Aim of the exercise: Every line below that contains "name" is to be copied.

Stored data entries:
· · · ·

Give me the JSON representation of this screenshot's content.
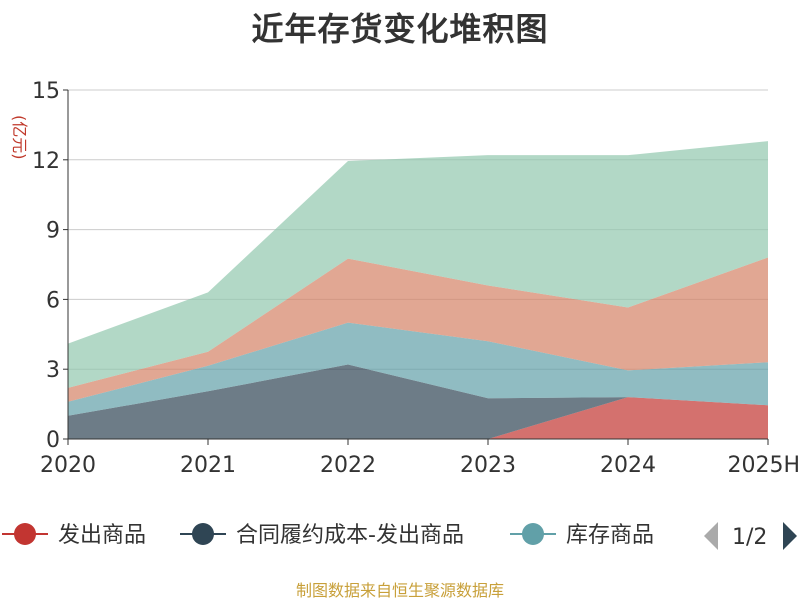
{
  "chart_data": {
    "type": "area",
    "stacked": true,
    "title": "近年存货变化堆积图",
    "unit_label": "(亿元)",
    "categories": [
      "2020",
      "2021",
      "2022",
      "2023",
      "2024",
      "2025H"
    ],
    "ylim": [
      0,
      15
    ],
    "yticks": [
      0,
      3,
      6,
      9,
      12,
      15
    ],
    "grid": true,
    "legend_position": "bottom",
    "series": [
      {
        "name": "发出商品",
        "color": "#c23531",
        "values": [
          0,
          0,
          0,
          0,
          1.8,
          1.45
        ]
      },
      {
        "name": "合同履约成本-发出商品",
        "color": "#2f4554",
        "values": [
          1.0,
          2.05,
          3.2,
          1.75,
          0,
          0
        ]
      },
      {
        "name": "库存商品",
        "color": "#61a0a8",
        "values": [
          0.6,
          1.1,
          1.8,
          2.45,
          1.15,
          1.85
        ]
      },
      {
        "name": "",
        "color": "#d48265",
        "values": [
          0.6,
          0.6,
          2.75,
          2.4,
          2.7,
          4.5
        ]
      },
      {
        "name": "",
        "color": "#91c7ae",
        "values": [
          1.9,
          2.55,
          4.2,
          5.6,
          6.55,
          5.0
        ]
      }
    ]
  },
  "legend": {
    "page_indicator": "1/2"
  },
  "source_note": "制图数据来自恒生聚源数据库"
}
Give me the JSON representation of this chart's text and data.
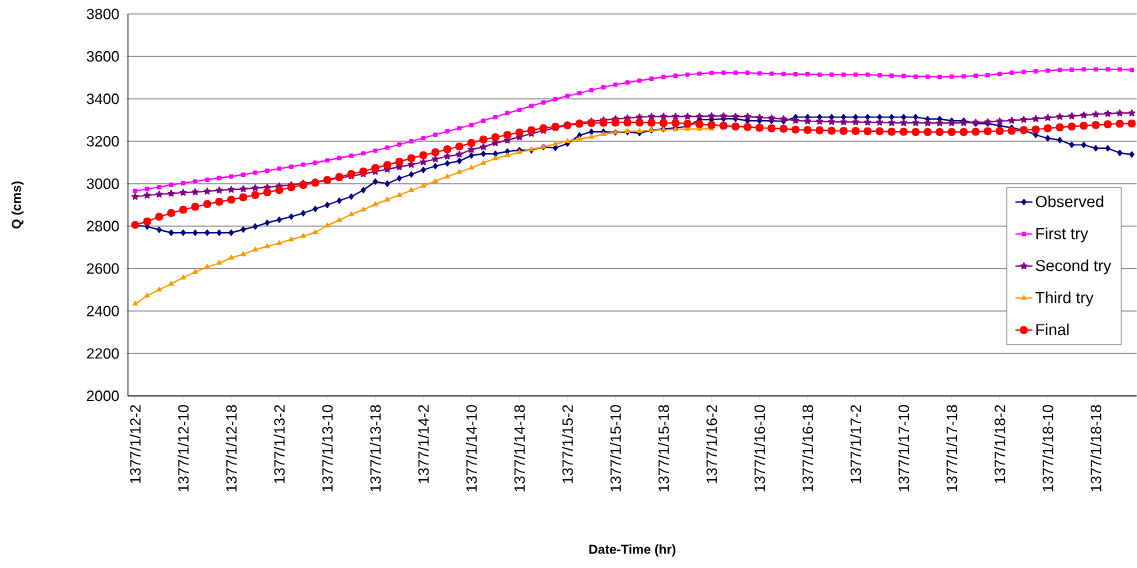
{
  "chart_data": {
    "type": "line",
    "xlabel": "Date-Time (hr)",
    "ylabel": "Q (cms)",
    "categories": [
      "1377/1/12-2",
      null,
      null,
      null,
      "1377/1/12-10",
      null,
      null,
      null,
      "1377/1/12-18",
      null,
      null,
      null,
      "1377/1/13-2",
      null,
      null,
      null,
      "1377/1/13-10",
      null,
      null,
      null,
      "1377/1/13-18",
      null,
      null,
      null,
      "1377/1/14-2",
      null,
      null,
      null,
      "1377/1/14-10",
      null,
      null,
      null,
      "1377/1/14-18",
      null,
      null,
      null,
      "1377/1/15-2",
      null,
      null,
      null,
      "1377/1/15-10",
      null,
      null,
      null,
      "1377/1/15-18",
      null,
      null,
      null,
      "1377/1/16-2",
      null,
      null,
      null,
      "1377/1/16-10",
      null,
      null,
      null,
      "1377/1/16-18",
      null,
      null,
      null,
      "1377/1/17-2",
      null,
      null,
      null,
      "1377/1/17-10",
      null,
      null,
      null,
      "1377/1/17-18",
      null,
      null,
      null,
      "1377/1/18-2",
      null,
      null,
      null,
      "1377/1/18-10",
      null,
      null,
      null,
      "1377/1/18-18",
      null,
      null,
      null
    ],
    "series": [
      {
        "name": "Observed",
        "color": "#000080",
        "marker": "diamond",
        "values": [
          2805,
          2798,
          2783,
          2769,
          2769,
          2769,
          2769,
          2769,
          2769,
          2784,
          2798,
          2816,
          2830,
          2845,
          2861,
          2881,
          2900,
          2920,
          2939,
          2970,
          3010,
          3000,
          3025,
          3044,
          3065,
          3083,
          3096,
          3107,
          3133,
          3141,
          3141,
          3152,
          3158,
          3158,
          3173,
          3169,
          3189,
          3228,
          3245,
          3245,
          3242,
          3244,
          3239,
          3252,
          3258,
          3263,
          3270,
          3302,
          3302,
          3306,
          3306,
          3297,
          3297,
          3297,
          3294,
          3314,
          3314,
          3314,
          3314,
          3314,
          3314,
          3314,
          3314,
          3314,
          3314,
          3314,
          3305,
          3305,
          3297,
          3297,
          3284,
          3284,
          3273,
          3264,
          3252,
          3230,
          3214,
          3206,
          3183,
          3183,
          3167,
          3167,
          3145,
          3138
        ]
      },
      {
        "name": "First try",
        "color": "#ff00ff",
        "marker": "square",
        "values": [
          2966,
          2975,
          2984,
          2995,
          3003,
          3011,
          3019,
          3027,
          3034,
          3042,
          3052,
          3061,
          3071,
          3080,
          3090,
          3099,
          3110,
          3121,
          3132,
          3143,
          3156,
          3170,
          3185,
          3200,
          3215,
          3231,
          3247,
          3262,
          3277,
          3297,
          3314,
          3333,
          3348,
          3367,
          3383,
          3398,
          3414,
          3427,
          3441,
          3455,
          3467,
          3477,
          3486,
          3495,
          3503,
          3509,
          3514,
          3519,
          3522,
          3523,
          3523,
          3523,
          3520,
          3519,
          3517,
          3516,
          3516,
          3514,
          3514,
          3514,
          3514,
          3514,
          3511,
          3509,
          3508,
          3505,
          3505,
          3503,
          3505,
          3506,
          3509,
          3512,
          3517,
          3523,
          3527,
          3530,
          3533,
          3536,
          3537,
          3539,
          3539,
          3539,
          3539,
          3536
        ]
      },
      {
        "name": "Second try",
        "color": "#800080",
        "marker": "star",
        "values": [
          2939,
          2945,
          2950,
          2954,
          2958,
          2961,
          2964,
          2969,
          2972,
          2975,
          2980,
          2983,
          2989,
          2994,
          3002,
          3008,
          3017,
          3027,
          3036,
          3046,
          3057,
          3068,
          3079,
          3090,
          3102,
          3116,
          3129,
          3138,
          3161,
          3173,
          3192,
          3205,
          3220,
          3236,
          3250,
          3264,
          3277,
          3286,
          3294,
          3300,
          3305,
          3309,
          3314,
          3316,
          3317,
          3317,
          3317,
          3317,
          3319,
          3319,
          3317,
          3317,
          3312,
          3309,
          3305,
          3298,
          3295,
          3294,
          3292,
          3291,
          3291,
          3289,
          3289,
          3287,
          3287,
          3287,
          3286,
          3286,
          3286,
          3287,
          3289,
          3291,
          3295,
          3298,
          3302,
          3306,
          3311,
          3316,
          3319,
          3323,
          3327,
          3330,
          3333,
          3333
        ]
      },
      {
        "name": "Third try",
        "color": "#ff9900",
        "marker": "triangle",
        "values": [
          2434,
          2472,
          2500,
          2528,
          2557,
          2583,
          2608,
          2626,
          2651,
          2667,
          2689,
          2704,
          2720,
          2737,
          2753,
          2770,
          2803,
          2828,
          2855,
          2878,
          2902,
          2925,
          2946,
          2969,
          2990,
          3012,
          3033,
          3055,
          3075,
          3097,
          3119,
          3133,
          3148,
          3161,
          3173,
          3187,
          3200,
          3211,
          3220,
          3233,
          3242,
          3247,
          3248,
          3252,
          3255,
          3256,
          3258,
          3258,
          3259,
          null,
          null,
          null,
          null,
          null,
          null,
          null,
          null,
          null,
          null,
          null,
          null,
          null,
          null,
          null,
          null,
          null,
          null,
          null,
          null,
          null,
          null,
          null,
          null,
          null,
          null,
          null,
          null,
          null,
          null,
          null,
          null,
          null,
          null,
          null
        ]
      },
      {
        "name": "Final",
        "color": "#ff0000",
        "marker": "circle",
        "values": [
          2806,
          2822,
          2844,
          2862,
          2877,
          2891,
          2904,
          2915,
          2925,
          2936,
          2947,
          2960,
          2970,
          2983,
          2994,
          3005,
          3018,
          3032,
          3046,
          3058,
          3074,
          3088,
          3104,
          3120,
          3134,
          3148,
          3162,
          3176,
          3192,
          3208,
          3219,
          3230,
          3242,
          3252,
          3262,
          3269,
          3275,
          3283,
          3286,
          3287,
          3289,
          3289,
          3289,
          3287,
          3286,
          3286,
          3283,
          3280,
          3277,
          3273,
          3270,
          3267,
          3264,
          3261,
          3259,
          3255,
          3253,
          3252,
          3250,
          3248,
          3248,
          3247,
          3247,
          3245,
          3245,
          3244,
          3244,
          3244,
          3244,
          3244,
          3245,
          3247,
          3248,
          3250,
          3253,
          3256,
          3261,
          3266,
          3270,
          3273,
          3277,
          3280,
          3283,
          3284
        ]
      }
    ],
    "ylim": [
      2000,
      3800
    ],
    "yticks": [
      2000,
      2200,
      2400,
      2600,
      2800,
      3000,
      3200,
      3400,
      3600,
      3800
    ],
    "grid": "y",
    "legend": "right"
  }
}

· · · ·

Full answer:
        "name": "发出商品",
        "name": "合同履约成本-发出商品",
        "name": "库存商品",
        "name": "",
        "name": "",
        "name": "Observed",
        "name": "First try",
        "name": "Second try",
        "name": "Third try",
        "name": "Final",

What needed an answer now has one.